* **What is expected**
Check each line of the listing below for the string "left", and copy the ones that have it.

* **Excerpted data**
━━━━━━━━━━━━━━━━
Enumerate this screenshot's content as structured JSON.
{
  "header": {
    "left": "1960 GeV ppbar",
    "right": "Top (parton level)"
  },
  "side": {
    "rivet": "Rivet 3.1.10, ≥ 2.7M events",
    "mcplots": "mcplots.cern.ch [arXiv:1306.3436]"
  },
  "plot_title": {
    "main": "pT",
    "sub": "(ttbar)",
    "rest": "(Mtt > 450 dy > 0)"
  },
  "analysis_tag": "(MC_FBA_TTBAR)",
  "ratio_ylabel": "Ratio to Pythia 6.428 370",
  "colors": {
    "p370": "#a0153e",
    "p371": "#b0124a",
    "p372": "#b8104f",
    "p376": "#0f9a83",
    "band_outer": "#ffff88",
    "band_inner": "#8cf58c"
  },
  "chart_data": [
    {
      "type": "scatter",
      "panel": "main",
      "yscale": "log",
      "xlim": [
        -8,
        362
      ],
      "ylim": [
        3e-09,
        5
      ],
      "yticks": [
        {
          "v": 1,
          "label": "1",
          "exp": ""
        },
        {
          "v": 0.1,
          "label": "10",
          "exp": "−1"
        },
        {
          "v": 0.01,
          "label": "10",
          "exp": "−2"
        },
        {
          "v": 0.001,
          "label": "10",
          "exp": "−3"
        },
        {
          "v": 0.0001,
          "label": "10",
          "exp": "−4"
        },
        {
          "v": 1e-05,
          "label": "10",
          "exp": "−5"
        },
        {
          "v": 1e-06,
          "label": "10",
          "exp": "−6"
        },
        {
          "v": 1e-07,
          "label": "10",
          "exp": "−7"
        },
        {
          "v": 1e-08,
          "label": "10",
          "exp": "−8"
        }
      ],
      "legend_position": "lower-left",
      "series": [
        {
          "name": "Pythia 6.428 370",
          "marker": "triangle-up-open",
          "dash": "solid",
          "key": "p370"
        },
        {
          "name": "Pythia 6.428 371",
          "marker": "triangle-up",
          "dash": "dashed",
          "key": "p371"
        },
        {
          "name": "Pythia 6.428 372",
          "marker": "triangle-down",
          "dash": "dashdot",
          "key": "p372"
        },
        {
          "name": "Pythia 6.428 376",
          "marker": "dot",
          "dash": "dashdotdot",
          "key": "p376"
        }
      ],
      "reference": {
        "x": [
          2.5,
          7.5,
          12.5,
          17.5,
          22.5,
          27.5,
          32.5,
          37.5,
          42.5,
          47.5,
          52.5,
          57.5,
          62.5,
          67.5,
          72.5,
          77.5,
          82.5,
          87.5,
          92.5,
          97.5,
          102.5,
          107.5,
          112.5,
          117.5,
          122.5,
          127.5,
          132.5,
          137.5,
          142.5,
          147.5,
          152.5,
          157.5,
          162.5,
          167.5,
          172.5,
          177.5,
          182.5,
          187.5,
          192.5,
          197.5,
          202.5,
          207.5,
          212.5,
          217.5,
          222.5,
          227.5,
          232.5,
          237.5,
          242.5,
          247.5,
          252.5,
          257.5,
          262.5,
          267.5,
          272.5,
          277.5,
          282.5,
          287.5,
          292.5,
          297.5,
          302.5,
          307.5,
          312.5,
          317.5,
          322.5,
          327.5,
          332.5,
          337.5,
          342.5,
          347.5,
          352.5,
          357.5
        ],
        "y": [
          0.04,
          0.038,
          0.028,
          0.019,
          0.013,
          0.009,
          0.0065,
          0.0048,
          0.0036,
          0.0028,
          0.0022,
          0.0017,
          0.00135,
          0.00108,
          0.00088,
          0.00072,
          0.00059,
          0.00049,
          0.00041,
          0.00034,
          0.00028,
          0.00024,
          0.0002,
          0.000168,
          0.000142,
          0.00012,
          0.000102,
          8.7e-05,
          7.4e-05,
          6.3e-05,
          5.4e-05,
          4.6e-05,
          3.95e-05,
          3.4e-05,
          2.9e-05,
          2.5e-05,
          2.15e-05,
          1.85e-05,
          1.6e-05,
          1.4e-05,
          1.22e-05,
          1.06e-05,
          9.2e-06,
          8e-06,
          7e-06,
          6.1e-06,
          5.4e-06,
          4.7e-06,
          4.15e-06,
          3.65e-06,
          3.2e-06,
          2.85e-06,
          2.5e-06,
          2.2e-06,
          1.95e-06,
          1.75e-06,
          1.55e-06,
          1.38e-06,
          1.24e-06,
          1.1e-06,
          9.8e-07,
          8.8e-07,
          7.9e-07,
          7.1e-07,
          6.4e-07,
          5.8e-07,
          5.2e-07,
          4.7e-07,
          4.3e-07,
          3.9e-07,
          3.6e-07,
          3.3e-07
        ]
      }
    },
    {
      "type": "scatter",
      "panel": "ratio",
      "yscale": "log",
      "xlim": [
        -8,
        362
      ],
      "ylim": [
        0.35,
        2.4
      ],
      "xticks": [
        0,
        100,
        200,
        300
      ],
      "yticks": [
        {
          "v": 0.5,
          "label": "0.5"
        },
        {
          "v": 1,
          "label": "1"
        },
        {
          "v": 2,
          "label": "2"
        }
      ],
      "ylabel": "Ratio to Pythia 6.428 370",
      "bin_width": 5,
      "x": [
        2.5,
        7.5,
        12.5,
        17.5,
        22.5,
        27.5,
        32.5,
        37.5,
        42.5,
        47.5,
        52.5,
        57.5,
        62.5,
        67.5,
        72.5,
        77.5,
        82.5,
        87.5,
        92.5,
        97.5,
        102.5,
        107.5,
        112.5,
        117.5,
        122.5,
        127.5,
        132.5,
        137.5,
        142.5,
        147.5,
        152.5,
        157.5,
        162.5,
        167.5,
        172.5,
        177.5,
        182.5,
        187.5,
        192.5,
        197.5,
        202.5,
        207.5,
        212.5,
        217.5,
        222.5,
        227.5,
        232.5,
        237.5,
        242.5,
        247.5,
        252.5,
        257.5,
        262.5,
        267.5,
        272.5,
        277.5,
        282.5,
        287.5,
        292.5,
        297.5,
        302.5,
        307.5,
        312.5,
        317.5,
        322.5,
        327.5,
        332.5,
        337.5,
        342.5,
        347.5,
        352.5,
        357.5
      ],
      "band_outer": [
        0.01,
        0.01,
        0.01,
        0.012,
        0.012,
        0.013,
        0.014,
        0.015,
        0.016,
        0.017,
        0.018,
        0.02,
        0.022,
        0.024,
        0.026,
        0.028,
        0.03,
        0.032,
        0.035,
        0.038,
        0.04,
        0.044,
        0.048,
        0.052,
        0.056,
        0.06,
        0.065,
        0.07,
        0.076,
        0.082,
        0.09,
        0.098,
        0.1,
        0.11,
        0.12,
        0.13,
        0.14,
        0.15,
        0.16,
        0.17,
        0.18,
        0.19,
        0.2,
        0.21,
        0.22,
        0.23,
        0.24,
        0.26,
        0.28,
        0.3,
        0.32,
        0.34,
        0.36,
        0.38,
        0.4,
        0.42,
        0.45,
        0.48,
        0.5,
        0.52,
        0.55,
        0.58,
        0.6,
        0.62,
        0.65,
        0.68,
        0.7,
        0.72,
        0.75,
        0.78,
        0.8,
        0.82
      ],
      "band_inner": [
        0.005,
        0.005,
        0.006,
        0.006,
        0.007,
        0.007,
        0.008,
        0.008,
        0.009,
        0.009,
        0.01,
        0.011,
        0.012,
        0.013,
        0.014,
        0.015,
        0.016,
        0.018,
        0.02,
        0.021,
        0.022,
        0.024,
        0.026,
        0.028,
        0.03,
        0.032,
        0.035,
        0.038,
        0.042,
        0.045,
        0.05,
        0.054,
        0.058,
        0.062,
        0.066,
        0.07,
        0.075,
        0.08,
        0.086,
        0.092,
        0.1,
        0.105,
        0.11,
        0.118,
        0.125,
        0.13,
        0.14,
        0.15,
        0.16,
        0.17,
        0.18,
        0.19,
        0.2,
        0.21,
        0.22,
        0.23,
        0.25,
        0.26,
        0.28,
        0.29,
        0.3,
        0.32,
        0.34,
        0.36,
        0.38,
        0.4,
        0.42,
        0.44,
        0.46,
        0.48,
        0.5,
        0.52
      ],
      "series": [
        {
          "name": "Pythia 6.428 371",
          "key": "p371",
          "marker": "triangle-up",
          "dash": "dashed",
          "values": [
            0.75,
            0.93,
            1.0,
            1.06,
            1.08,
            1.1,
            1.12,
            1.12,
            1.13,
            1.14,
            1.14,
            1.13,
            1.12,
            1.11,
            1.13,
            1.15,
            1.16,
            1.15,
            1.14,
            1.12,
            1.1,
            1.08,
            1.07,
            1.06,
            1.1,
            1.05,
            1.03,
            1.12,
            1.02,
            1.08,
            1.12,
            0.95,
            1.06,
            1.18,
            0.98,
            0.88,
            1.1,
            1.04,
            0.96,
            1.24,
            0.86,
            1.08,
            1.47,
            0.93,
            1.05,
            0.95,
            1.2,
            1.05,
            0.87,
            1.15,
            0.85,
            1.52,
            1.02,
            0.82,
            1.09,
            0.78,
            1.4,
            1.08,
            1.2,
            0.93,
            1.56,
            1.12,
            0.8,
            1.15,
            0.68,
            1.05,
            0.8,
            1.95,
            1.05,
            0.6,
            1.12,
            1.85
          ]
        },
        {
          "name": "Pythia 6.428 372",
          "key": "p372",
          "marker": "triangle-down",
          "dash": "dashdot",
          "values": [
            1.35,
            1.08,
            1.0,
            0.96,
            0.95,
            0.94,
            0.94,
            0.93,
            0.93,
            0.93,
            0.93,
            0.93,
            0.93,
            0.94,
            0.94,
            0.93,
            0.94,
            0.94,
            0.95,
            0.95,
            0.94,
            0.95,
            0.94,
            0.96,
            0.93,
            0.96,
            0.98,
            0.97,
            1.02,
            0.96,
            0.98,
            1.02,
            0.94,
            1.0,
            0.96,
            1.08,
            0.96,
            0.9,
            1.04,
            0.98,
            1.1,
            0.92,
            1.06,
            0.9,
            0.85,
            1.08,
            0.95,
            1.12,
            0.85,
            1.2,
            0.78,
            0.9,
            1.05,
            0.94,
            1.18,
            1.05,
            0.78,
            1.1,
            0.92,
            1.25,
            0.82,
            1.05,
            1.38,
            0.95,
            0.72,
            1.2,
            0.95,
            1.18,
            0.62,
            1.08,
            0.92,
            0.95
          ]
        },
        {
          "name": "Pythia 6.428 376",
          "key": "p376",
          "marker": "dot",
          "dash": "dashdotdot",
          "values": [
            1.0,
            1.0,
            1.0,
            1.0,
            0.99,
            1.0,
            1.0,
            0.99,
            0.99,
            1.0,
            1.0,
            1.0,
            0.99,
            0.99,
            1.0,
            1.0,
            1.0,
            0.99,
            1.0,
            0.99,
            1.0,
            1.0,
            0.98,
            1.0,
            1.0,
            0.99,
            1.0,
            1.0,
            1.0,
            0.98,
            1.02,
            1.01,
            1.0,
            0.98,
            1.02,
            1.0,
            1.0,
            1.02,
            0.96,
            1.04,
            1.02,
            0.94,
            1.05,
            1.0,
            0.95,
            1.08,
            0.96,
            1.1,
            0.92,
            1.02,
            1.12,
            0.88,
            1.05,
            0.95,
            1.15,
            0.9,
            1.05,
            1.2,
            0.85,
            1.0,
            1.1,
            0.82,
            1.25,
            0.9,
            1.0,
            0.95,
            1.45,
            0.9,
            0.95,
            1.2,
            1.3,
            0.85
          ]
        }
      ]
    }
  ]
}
━━━━━━━━━━━━━━━━
* **Exercise solution**
    "left": "1960 GeV ppbar",
      "legend_position": "lower-left",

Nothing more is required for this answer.